→ Written task a:
Write out the full page on handling large files in projects, word for word.

→ Extract provided:

════════════════════

Handling Large Files in Projects

Quarto

Author

Affiliation

Jeff Jacobs

jj1088@georgetown.edu

Published

December 16, 2024

The Problem

Since final projects in DSAN span a wide set of domains/application areas, and therefore a wide range of dataset structures, it’s common to have files larger than the 50 MB recommended maximum (and 100 MB absolute maximum) imposed by GitHub!

In these cases, at least in the research domains I’ve worked in, the most common approach is to:

Store your code and small data files on GitHub, but
Store your large data files in a cloud storage service like Google Drive

Integrating the larger data files into your code, then, becomes the hard part. Since Georgetown students have a large Google Drive allocation built into your @georgetown.edu accounts, here I will show how to store large data files in Google Drive and then load them into your code, in both R and Python.

Uploading Files and Setting Permissions

The first step is to upload your large data file(s) to a folder in Google Drive, then right-click on the file(s) you’d like to incorporate into your code and click “Share”, then set permissions to “Anyone with the link”.

The example I’m using here is a US county-level dataset on outcomes from the Opportunity Atlas. It contains 10827 attributes for 3219 counties, hence taking up about 184 MB and putting it over GitHub’s 100 MB limit.

════════════════════

→ Material for the task:
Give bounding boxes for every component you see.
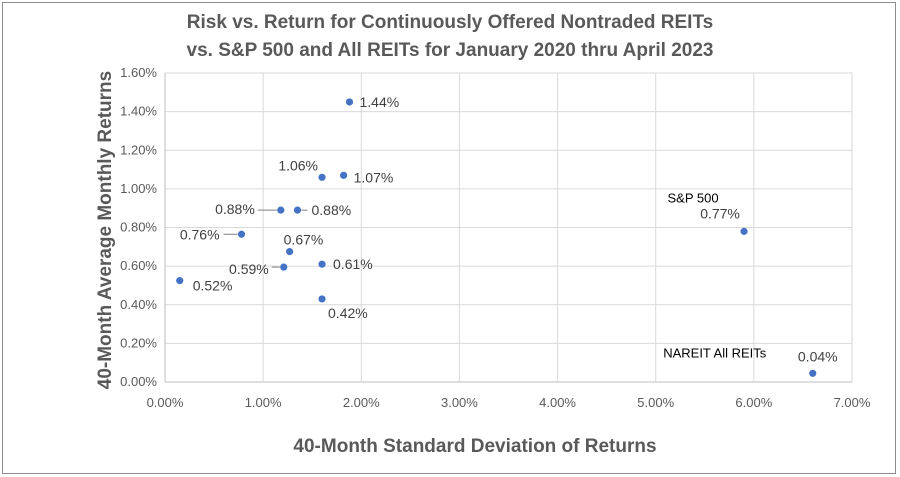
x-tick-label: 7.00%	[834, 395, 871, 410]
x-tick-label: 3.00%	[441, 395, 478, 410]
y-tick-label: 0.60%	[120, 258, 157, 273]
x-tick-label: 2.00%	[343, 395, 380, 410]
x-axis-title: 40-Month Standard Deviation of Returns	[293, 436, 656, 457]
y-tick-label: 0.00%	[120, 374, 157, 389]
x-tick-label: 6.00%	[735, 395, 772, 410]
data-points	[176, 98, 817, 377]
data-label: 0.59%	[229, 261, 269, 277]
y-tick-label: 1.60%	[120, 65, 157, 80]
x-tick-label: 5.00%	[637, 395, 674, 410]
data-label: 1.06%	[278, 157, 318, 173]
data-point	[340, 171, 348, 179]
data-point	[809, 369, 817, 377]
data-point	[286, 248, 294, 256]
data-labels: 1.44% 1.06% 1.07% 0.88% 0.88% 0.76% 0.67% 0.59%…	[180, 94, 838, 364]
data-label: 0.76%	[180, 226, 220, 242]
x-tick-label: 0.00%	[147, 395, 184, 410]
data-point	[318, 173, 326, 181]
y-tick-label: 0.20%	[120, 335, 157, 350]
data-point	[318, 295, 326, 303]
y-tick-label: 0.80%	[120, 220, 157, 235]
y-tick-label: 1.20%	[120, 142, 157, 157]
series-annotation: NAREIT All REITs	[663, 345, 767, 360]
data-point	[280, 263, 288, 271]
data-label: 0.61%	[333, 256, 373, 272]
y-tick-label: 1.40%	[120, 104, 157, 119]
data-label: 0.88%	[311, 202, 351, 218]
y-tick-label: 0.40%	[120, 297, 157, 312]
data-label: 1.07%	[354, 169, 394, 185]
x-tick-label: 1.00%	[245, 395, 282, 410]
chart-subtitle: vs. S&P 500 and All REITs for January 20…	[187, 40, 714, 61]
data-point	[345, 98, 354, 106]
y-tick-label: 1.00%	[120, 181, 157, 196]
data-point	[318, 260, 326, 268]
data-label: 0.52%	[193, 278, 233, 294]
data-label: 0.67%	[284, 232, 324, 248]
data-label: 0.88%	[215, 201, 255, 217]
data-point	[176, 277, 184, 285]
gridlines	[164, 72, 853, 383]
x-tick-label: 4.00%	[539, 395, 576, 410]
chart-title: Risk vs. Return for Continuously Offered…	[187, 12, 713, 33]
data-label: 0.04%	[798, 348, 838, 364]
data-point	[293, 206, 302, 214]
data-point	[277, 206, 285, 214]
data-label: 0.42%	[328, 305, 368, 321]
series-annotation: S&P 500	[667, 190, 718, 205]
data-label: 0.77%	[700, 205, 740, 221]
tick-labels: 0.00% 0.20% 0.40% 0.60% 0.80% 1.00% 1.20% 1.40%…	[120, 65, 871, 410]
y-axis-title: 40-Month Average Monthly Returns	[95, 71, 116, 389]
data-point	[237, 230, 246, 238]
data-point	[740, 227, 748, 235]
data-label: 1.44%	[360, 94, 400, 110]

════════════════════

→ Written task b:
From the rows, pull out every line from the one containing "395, 871, 410]" to the one containing "226, 220, 242]", including both, and reproduce them unchanged.

→ Task result a:
Handling Large Files in Projects

Quarto

Author

Affiliation

Jeff Jacobs

jj1088@georgetown.edu

Published

December 16, 2024

The Problem

Since final projects in DSAN span a wide set of domains/application areas, and therefore a wide range of dataset structures, it’s common to have files larger than the 50 MB recommended maximum (and 100 MB absolute maximum) imposed by GitHub!

In these cases, at least in the research domains I’ve worked in, the most common approach is to:

Store your code and small data files on GitHub, but
Store your large data files in a cloud storage service like Google Drive

Integrating the larger data files into your code, then, becomes the hard part. Since Georgetown students have a large Google Drive allocation built into your @georgetown.edu accounts, here I will show how to store large data files in Google Drive and then load them into your code, in both R and Python.

Uploading Files and Setting Permissions

The first step is to upload your large data file(s) to a folder in Google Drive, then right-click on the file(s) you’d like to incorporate into your code and click “Share”, then set permissions to “Anyone with the link”.

The example I’m using here is a US county-level dataset on outcomes from the Opportunity Atlas. It contains 10827 attributes for 3219 counties, hence taking up about 184 MB and putting it over GitHub’s 100 MB limit.

→ Task result b:
x-tick-label: 7.00%	[834, 395, 871, 410]
x-tick-label: 3.00%	[441, 395, 478, 410]
y-tick-label: 0.60%	[120, 258, 157, 273]
x-tick-label: 2.00%	[343, 395, 380, 410]
x-axis-title: 40-Month Standard Deviation of Returns	[293, 436, 656, 457]
y-tick-label: 0.00%	[120, 374, 157, 389]
x-tick-label: 6.00%	[735, 395, 772, 410]
data-points	[176, 98, 817, 377]
data-label: 0.59%	[229, 261, 269, 277]
y-tick-label: 1.60%	[120, 65, 157, 80]
x-tick-label: 5.00%	[637, 395, 674, 410]
data-label: 1.06%	[278, 157, 318, 173]
data-point	[340, 171, 348, 179]
data-point	[809, 369, 817, 377]
data-point	[286, 248, 294, 256]
data-labels: 1.44% 1.06% 1.07% 0.88% 0.88% 0.76% 0.67% 0.59%…	[180, 94, 838, 364]
data-label: 0.76%	[180, 226, 220, 242]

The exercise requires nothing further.